**Set task**
Copy all lines in which the word "from" can be found.

+ + + + + + +

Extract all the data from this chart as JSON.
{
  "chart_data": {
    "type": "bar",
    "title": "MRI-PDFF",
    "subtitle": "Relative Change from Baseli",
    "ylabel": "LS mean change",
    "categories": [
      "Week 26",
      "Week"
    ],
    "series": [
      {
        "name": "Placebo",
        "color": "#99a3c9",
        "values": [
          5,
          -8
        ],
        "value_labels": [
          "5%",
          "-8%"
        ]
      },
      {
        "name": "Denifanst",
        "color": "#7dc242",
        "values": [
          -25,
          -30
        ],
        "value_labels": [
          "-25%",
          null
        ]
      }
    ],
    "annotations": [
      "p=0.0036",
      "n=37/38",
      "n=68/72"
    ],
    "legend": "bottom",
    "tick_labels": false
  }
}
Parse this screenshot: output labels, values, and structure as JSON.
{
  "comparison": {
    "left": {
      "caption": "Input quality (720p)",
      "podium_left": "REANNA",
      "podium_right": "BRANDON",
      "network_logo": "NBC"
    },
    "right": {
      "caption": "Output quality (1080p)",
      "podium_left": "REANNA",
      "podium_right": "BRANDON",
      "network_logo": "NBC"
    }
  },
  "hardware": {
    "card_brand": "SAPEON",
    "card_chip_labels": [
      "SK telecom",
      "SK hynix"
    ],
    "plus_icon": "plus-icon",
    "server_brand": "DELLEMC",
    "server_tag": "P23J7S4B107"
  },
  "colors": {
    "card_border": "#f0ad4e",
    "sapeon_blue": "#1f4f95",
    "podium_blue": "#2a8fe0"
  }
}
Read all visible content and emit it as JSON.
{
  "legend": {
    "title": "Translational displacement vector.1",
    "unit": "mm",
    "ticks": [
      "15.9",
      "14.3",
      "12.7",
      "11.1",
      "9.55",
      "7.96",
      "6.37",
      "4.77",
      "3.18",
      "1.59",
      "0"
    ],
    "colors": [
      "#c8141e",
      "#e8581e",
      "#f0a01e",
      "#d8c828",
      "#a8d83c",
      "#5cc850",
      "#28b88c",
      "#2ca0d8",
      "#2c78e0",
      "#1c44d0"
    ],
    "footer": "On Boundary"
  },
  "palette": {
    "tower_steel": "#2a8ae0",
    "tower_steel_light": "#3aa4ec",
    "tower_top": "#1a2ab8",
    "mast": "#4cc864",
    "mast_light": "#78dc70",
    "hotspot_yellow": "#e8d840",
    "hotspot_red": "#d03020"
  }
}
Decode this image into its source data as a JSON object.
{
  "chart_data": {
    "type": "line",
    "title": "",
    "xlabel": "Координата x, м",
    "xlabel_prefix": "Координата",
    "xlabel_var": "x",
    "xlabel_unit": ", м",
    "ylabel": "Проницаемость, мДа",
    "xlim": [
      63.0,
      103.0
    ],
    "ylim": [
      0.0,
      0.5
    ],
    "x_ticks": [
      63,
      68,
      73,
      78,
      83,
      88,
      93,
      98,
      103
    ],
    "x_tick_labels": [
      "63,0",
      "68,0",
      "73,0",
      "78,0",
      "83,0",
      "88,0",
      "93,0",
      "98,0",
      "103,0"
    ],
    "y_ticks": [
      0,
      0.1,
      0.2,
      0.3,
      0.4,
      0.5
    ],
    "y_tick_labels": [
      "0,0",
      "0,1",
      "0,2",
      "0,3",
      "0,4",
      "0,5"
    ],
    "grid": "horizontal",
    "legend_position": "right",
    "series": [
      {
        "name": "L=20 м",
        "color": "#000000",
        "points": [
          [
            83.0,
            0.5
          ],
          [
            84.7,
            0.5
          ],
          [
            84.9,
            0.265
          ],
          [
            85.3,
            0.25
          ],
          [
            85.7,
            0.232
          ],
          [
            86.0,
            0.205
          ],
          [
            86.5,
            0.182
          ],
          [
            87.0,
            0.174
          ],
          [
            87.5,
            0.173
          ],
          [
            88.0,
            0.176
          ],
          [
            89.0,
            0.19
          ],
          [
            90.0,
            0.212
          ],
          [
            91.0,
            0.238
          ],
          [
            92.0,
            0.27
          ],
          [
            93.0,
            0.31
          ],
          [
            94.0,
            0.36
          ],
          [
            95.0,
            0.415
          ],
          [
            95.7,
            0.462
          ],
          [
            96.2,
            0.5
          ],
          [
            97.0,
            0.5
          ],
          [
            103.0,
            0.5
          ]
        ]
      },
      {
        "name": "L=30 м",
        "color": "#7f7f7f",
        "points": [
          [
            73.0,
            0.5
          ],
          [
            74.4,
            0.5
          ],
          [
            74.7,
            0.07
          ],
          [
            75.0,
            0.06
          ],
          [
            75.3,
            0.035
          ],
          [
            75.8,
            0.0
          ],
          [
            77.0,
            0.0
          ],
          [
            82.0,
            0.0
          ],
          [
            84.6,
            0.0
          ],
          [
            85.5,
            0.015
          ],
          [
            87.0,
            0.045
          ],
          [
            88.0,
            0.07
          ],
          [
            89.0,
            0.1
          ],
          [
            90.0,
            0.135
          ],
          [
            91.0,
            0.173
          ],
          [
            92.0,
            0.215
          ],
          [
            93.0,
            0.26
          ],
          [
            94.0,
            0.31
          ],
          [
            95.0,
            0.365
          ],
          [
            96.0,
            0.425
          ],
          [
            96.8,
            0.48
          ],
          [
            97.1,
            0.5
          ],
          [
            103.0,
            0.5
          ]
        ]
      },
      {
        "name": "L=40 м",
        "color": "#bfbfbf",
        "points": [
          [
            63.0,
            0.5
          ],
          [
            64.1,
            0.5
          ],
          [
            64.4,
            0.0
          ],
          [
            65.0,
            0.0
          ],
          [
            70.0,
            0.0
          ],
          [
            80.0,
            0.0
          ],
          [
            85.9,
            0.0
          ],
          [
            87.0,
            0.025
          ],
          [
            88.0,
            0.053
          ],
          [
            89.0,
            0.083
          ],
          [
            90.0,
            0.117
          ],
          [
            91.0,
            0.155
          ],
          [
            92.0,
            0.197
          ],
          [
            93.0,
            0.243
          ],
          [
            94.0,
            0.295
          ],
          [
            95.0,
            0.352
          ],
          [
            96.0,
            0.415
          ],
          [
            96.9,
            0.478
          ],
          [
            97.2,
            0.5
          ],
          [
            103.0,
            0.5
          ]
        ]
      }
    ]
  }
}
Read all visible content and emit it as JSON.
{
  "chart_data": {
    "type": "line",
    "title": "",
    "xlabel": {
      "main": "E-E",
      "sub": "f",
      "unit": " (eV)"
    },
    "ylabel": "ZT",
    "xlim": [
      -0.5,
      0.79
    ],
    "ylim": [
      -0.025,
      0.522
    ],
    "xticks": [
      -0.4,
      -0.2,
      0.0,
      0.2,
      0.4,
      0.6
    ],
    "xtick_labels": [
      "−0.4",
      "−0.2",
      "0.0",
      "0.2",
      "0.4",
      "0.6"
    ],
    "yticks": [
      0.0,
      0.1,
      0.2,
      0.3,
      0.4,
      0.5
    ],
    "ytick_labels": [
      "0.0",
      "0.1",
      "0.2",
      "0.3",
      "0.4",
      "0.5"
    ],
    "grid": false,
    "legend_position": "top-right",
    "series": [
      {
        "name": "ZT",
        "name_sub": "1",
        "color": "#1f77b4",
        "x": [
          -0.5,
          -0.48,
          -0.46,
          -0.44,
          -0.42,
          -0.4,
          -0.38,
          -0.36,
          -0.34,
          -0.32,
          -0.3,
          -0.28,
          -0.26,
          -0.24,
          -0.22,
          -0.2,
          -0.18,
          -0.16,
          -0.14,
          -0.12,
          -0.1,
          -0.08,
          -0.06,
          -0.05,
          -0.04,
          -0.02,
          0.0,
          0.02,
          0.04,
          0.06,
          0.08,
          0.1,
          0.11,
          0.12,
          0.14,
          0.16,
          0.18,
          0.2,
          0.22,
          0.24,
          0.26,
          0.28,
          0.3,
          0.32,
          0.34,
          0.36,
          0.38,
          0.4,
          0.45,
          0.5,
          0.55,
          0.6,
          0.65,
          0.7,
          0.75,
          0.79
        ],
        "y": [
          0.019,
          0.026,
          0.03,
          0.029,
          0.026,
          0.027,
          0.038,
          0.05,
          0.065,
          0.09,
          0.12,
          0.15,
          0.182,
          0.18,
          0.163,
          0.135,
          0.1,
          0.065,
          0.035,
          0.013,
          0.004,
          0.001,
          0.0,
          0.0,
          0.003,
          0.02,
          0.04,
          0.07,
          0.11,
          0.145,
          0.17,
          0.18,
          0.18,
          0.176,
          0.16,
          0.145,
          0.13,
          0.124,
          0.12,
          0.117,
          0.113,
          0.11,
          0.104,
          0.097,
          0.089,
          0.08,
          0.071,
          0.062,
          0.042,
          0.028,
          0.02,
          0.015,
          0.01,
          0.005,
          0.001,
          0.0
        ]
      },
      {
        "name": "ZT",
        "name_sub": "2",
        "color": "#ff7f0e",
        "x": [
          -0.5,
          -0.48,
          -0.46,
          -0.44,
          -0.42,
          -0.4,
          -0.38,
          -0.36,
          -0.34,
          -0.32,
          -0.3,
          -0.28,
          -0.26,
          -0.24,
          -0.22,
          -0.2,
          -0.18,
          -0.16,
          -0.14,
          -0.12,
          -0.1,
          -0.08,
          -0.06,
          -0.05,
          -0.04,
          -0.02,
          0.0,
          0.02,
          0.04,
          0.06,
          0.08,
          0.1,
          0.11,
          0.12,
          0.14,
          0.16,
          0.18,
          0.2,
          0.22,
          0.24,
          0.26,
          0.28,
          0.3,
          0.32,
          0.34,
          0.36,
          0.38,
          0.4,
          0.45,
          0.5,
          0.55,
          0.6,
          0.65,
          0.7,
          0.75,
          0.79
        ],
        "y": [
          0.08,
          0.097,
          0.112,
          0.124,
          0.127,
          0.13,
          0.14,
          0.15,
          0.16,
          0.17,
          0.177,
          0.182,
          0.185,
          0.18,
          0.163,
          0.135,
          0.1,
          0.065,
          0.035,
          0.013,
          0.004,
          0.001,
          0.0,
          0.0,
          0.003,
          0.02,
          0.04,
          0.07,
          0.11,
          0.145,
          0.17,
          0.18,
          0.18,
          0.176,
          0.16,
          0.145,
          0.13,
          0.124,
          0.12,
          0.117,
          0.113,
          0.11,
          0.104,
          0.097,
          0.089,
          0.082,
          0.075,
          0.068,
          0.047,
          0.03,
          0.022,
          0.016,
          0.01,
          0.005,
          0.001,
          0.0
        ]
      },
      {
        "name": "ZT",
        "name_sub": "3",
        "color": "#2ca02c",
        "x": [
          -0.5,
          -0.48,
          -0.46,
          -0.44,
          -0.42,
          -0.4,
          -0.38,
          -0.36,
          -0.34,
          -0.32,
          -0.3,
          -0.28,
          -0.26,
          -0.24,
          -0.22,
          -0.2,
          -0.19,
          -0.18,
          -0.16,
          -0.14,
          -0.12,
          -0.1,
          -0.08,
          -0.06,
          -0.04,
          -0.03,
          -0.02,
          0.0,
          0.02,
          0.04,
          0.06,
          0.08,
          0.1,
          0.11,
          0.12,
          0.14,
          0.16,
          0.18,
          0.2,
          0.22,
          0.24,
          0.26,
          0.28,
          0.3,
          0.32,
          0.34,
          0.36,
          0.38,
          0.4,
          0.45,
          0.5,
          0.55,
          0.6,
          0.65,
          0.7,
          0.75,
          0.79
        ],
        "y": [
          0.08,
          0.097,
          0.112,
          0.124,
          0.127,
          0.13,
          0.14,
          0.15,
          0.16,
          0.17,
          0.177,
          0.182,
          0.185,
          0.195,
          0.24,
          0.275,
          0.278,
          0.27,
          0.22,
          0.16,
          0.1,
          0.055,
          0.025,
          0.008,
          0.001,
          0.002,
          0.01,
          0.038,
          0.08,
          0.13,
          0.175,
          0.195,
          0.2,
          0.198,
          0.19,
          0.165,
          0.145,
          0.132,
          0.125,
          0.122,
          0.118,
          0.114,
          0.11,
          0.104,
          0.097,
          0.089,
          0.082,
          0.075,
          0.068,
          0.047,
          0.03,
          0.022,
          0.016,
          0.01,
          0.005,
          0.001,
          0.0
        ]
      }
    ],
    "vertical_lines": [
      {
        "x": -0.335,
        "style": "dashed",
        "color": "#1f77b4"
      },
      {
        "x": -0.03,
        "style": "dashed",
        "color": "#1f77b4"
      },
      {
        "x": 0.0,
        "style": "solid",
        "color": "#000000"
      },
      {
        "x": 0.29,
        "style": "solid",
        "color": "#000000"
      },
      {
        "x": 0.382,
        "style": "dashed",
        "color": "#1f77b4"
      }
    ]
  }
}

+ + + + + + +

**Answer to the task**
Extract all the data from this chart as JSON.
    "subtitle": "Relative Change from Baseli",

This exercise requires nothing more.